Written problem:
In the stretch from the start of the data through the line containing "icon-dropdown-button[interactable]: ▼ bbox=[275, 204, 291, 226]", revise the lines by changing "ok-highlight-box" to "ok-button-highlight", leaving everything else as it is. Return only those lines.

Element and coordinate records
= = =

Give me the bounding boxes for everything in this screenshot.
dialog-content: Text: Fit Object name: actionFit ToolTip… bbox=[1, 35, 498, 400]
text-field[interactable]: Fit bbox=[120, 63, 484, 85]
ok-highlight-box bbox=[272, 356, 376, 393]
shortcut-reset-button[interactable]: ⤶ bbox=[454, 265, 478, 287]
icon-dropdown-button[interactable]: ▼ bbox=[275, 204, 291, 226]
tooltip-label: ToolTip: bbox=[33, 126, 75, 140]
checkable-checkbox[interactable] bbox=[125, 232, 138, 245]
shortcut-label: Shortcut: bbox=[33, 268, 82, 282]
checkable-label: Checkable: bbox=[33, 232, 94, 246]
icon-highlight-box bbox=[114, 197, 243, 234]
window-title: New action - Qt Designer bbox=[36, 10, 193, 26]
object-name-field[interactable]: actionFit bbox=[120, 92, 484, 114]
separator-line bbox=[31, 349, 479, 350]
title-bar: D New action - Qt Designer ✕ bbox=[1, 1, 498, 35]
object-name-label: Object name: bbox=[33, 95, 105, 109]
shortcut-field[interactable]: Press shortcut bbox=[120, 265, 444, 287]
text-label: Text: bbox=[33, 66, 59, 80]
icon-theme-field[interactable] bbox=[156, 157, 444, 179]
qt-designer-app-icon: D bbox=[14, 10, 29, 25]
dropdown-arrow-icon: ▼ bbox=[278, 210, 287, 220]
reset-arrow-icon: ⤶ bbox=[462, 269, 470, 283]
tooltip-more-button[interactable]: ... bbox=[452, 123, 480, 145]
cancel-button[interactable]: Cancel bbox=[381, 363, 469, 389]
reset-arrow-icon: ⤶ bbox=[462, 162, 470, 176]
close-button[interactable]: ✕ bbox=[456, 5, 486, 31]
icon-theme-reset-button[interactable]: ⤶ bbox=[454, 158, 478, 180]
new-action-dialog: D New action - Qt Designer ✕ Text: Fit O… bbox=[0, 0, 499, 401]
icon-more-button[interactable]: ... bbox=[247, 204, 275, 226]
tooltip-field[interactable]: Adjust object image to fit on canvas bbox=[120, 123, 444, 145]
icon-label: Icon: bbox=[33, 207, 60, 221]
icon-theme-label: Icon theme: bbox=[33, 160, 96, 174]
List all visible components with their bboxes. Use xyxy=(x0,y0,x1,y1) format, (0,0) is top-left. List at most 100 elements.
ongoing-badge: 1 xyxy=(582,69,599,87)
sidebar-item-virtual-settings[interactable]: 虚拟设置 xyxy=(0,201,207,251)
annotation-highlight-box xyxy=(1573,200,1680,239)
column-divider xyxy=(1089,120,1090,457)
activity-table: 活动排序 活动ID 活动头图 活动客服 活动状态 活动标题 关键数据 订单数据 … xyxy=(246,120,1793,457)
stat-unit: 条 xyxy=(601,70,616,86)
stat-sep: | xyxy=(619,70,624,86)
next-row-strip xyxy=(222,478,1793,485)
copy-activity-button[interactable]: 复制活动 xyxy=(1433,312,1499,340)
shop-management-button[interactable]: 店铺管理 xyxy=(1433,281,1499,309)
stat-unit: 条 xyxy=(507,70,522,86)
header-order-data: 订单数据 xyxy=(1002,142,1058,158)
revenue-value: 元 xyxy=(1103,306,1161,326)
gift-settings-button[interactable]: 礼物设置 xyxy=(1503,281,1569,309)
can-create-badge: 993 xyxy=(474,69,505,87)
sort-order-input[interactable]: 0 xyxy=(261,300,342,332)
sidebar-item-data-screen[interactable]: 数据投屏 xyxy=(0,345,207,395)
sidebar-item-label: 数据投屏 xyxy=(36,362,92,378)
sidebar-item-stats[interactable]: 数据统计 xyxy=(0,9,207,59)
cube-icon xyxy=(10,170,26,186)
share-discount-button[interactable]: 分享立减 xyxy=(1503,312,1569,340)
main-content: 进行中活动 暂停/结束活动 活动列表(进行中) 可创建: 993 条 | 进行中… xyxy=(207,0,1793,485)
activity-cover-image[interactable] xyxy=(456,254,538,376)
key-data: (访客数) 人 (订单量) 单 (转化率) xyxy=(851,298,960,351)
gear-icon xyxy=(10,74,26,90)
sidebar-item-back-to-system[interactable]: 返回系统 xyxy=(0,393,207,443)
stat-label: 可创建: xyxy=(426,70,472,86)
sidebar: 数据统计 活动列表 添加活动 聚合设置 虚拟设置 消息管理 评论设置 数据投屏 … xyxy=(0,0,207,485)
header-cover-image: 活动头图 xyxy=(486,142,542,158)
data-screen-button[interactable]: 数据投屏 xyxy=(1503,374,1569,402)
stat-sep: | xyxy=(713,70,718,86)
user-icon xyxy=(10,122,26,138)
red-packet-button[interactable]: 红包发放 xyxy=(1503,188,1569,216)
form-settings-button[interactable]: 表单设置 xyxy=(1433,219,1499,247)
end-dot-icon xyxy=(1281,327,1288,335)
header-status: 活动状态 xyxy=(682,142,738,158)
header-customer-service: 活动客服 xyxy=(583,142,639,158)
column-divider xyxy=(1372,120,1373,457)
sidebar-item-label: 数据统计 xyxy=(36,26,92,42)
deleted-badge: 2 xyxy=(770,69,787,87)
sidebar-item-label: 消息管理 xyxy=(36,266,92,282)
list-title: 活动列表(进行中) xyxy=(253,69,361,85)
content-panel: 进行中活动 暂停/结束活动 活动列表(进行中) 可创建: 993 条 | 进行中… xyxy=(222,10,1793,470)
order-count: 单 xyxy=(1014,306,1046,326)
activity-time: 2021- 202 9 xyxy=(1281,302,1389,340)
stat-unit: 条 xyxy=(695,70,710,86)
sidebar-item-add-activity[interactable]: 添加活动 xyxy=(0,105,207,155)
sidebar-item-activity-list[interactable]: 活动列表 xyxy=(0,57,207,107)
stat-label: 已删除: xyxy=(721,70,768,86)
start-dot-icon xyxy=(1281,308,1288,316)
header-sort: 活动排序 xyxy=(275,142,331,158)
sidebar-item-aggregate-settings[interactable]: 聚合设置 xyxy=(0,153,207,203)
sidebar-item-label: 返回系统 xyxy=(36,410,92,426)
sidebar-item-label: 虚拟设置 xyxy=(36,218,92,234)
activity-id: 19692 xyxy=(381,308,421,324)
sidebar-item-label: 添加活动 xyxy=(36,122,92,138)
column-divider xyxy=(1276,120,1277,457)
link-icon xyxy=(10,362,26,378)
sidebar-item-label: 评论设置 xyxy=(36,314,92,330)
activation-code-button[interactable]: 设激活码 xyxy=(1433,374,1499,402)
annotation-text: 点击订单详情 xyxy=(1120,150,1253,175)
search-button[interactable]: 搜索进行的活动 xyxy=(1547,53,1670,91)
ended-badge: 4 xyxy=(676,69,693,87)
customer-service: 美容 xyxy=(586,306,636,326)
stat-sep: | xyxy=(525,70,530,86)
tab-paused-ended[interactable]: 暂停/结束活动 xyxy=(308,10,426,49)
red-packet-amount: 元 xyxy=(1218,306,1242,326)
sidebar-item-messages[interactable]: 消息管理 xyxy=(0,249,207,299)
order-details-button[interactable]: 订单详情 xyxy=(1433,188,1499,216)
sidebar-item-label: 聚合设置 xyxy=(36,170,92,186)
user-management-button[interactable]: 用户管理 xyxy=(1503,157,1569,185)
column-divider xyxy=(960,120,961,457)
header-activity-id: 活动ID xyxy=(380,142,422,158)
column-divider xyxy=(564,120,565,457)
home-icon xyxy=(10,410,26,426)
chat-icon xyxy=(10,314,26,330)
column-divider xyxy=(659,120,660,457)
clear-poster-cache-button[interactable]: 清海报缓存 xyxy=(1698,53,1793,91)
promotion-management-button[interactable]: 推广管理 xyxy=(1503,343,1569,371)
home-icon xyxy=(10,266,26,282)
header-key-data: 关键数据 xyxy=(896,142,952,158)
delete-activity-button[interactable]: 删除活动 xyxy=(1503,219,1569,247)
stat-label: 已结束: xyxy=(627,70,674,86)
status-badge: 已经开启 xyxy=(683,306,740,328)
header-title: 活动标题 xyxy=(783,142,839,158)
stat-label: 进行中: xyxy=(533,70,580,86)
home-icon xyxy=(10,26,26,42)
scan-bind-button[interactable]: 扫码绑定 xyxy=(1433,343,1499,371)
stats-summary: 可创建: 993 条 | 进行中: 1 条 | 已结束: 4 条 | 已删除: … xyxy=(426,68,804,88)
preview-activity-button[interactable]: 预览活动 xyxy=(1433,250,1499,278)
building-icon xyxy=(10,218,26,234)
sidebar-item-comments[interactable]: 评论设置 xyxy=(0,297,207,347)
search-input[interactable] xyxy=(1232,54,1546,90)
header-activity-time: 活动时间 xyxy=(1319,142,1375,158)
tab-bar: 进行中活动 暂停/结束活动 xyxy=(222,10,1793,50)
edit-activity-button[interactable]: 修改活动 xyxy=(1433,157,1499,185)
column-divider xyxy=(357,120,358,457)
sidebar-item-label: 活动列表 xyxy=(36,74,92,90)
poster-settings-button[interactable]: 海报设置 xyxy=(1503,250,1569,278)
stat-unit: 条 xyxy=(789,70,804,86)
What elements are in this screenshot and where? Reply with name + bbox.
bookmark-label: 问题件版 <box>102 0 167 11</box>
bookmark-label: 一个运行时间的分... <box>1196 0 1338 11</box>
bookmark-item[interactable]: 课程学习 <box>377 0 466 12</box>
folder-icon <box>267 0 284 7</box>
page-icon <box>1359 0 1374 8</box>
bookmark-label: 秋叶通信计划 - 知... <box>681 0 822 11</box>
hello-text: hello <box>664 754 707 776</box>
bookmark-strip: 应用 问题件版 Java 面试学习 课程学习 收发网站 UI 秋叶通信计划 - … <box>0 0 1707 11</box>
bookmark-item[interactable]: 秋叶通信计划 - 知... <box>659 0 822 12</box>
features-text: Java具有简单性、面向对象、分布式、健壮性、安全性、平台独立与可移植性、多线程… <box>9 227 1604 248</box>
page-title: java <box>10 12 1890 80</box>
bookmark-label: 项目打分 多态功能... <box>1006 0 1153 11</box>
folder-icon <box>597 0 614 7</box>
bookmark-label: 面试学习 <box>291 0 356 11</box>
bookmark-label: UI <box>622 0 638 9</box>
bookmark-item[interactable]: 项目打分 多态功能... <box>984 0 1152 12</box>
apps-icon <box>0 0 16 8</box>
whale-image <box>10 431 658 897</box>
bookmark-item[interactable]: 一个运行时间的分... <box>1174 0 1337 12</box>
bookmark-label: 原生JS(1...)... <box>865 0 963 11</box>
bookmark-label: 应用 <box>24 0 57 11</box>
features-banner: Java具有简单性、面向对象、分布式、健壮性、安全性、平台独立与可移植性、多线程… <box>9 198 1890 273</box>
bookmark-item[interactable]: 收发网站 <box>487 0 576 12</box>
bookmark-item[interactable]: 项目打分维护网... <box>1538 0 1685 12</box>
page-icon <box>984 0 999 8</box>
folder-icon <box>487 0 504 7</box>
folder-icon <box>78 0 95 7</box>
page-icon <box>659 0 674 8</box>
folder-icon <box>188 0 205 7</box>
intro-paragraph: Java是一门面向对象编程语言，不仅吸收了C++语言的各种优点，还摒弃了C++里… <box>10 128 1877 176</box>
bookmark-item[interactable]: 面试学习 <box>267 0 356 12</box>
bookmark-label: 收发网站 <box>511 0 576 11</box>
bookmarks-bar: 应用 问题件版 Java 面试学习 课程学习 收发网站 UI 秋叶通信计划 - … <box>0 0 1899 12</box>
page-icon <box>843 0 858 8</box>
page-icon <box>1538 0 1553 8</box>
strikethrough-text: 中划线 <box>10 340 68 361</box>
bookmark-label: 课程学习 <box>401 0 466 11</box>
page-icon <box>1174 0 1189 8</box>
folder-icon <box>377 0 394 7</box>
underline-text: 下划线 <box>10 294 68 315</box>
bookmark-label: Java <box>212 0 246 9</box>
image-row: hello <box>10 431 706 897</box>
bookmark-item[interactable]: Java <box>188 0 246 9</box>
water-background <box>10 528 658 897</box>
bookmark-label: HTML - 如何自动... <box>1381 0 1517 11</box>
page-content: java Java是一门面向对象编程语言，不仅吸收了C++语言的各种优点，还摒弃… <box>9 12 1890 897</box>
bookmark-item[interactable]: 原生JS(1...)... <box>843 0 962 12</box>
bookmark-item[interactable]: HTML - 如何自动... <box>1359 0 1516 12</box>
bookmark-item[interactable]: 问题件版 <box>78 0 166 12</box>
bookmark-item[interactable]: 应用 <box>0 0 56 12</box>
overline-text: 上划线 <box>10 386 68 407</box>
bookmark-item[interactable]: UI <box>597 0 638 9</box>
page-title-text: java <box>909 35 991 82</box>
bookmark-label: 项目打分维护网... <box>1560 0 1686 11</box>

= = =

The output:
Give me the bounding boxes for everything in this screenshot.
dialog-content: Text: Fit Object name: actionFit ToolTip… bbox=[1, 35, 498, 400]
text-field[interactable]: Fit bbox=[120, 63, 484, 85]
ok-button-highlight bbox=[272, 356, 376, 393]
shortcut-reset-button[interactable]: ⤶ bbox=[454, 265, 478, 287]
icon-dropdown-button[interactable]: ▼ bbox=[275, 204, 291, 226]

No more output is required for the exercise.